[GOAL]
Type out every line below exactly as it reads.

────────────────────

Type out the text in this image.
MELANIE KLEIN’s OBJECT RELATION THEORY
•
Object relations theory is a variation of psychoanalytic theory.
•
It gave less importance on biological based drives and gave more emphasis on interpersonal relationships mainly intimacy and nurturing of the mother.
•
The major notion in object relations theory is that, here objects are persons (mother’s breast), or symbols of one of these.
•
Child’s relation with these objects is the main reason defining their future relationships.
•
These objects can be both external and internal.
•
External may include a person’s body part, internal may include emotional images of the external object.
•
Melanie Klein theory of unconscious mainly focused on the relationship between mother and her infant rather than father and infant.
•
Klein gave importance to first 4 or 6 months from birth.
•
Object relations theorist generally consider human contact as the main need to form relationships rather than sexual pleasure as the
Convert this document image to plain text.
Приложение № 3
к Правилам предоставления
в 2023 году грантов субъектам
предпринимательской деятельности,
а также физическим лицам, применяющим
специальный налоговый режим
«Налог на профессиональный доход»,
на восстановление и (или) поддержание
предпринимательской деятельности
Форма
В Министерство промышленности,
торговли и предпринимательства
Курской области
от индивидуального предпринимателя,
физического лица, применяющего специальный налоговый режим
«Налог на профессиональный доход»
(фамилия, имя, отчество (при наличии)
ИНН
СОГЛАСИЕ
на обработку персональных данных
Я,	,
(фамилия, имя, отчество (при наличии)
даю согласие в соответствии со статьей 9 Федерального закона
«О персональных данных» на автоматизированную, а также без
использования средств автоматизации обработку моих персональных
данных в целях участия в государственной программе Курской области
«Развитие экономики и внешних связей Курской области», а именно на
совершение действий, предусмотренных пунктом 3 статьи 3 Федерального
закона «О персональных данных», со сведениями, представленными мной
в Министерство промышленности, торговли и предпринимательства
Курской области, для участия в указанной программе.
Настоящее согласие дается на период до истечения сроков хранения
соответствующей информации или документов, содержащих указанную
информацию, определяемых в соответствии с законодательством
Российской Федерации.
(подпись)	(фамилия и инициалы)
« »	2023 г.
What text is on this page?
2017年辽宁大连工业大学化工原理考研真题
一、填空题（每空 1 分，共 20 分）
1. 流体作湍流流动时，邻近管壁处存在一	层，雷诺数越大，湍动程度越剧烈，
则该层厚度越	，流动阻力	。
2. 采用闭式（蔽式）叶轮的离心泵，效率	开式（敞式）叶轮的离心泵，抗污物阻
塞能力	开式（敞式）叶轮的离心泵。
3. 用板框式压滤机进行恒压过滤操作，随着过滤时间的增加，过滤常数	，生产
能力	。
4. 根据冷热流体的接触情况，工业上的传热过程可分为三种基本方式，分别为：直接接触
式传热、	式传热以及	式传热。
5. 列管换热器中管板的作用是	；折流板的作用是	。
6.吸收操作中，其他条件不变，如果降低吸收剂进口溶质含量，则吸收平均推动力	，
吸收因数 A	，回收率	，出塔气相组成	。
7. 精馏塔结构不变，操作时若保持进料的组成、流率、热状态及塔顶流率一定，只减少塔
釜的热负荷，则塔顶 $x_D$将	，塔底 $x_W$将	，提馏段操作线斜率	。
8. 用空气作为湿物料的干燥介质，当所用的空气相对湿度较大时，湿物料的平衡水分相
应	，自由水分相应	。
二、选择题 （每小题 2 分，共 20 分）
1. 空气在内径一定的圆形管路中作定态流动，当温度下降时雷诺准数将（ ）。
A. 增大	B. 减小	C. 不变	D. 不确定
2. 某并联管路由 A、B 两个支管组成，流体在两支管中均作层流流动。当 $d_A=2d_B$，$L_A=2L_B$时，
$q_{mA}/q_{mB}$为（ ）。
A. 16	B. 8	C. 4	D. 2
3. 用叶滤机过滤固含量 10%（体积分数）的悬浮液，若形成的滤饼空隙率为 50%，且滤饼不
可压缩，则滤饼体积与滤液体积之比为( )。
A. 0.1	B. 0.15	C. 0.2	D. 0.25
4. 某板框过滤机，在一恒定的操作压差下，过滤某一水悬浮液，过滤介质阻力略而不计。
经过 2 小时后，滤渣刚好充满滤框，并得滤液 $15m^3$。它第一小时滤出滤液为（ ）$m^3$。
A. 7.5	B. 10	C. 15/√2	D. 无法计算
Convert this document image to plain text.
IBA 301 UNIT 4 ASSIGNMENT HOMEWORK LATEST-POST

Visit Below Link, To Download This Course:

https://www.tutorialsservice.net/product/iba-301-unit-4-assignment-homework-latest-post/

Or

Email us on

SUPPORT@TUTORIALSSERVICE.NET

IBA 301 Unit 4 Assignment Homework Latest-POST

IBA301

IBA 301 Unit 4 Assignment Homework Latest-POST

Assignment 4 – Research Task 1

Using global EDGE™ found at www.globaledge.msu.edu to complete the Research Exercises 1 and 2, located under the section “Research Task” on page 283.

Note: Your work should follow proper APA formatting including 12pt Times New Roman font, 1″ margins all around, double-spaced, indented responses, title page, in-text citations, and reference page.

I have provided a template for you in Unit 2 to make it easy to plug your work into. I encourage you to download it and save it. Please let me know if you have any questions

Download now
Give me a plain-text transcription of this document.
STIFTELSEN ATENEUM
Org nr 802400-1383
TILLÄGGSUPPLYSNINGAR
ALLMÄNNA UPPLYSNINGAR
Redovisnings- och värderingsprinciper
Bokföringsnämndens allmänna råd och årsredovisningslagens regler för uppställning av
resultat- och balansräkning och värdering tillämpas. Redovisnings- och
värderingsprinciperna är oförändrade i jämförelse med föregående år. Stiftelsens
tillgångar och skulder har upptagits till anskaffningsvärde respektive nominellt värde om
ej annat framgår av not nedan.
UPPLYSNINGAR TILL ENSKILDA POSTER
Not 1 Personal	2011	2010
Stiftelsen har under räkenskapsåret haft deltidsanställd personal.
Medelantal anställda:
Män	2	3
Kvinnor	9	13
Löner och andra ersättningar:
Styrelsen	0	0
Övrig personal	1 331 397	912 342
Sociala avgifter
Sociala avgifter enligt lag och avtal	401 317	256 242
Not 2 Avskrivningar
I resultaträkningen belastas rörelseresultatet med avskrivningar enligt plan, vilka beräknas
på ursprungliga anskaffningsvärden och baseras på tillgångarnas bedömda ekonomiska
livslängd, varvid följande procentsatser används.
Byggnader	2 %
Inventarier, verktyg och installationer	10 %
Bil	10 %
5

────────────────────

[SOLUTION FOR THIS PROBLEM]
Type out the text in this image.
MELANIE KLEIN’s OBJECT RELATION THEORY
•
Object relations theory is a variation of psychoanalytic theory.
•
It gave less importance on biological based drives and gave more emphasis on interpersonal relationships mainly intimacy and nurturing of the mother.
•
The major notion in object relations theory is that, here objects are persons (mother’s breast), or symbols of one of these.
•
Child’s relation with these objects is the main reason defining their future relationships.
•
These objects can be both external and internal.
•
External may include a person’s body part, internal may include emotional images of the external object.
•
Melanie Klein theory of unconscious mainly focused on the relationship between mother and her infant rather than father and infant.
•
Klein gave importance to first 4 or 6 months from birth.
•
Object relations theorist generally consider human contact as the main need to form relationships rather than sexual pleasure as the
Convert this document image to plain text.
Приложение № 3
к Правилам предоставления
в 2023 году грантов субъектам
предпринимательской деятельности,
а также физическим лицам, применяющим
специальный налоговый режим
«Налог на профессиональный доход»,
на восстановление и (или) поддержание
предпринимательской деятельности
Форма
В Министерство промышленности,
торговли и предпринимательства
Курской области
от индивидуального предпринимателя,
физического лица, применяющего специальный налоговый режим
«Налог на профессиональный доход»
(фамилия, имя, отчество (при наличии)
ИНН
СОГЛАСИЕ
на обработку персональных данных
Я,	,
(фамилия, имя, отчество (при наличии)
даю согласие в соответствии со статьей 9 Федерального закона
«О персональных данных» на автоматизированную, а также без
использования средств автоматизации обработку моих персональных
данных в целях участия в государственной программе Курской области
«Развитие экономики и внешних связей Курской области», а именно на
совершение действий, предусмотренных пунктом 3 статьи 3 Федерального
закона «О персональных данных», со сведениями, представленными мной
в Министерство промышленности, торговли и предпринимательства
Курской области, для участия в указанной программе.
Настоящее согласие дается на период до истечения сроков хранения
соответствующей информации или документов, содержащих указанную
информацию, определяемых в соответствии с законодательством
Российской Федерации.
(подпись)	(фамилия и инициалы)
« »	2023 г.
What text is on this page?
2017年辽宁大连工业大学化工原理考研真题
一、填空题（每空 1 分，共 20 分）
1. 流体作湍流流动时，邻近管壁处存在一	层，雷诺数越大，湍动程度越剧烈，
则该层厚度越	，流动阻力	。
2. 采用闭式（蔽式）叶轮的离心泵，效率	开式（敞式）叶轮的离心泵，抗污物阻
塞能力	开式（敞式）叶轮的离心泵。
3. 用板框式压滤机进行恒压过滤操作，随着过滤时间的增加，过滤常数	，生产
能力	。
4. 根据冷热流体的接触情况，工业上的传热过程可分为三种基本方式，分别为：直接接触
式传热、	式传热以及	式传热。
5. 列管换热器中管板的作用是	；折流板的作用是	。
6.吸收操作中，其他条件不变，如果降低吸收剂进口溶质含量，则吸收平均推动力	，
吸收因数 A	，回收率	，出塔气相组成	。
7. 精馏塔结构不变，操作时若保持进料的组成、流率、热状态及塔顶流率一定，只减少塔
釜的热负荷，则塔顶 $x_D$将	，塔底 $x_W$将	，提馏段操作线斜率	。
8. 用空气作为湿物料的干燥介质，当所用的空气相对湿度较大时，湿物料的平衡水分相
应	，自由水分相应	。
二、选择题 （每小题 2 分，共 20 分）
1. 空气在内径一定的圆形管路中作定态流动，当温度下降时雷诺准数将（ ）。
A. 增大	B. 减小	C. 不变	D. 不确定
2. 某并联管路由 A、B 两个支管组成，流体在两支管中均作层流流动。当 $d_A=2d_B$，$L_A=2L_B$时，
$q_{mA}/q_{mB}$为（ ）。
A. 16	B. 8	C. 4	D. 2
3. 用叶滤机过滤固含量 10%（体积分数）的悬浮液，若形成的滤饼空隙率为 50%，且滤饼不
可压缩，则滤饼体积与滤液体积之比为( )。
A. 0.1	B. 0.15	C. 0.2	D. 0.25
4. 某板框过滤机，在一恒定的操作压差下，过滤某一水悬浮液，过滤介质阻力略而不计。
经过 2 小时后，滤渣刚好充满滤框，并得滤液 $15m^3$。它第一小时滤出滤液为（ ）$m^3$。
A. 7.5	B. 10	C. 15/√2	D. 无法计算
Convert this document image to plain text.
IBA 301 UNIT 4 ASSIGNMENT HOMEWORK LATEST-POST

Visit Below Link, To Download This Course:

https://www.tutorialsservice.net/product/iba-301-unit-4-assignment-homework-latest-post/

Or

Email us on

SUPPORT@TUTORIALSSERVICE.NET

IBA 301 Unit 4 Assignment Homework Latest-POST

IBA301

IBA 301 Unit 4 Assignment Homework Latest-POST

Assignment 4 – Research Task 1

Using global EDGE™ found at www.globaledge.msu.edu to complete the Research Exercises 1 and 2, located under the section “Research Task” on page 283.

Note: Your work should follow proper APA formatting including 12pt Times New Roman font, 1″ margins all around, double-spaced, indented responses, title page, in-text citations, and reference page.

I have provided a template for you in Unit 2 to make it easy to plug your work into. I encourage you to download it and save it. Please let me know if you have any questions

Download now
Give me a plain-text transcription of this document.
STIFTELSEN ATENEUM
Org nr 802400-1383
TILLÄGGSUPPLYSNINGAR
ALLMÄNNA UPPLYSNINGAR
Redovisnings- och värderingsprinciper
Bokföringsnämndens allmänna råd och årsredovisningslagens regler för uppställning av
resultat- och balansräkning och värdering tillämpas. Redovisnings- och
värderingsprinciperna är oförändrade i jämförelse med föregående år. Stiftelsens
tillgångar och skulder har upptagits till anskaffningsvärde respektive nominellt värde om
ej annat framgår av not nedan.
UPPLYSNINGAR TILL ENSKILDA POSTER
Not 1 Personal	2011	2010
Stiftelsen har under räkenskapsåret haft deltidsanställd personal.
Medelantal anställda:
Män	2	3
Kvinnor	9	13
Löner och andra ersättningar:
Styrelsen	0	0
Övrig personal	1 331 397	912 342
Sociala avgifter
Sociala avgifter enligt lag och avtal	401 317	256 242
Not 2 Avskrivningar
I resultaträkningen belastas rörelseresultatet med avskrivningar enligt plan, vilka beräknas
på ursprungliga anskaffningsvärden och baseras på tillgångarnas bedömda ekonomiska
livslängd, varvid följande procentsatser används.
Byggnader	2 %
Inventarier, verktyg och installationer	10 %
Bil	10 %
5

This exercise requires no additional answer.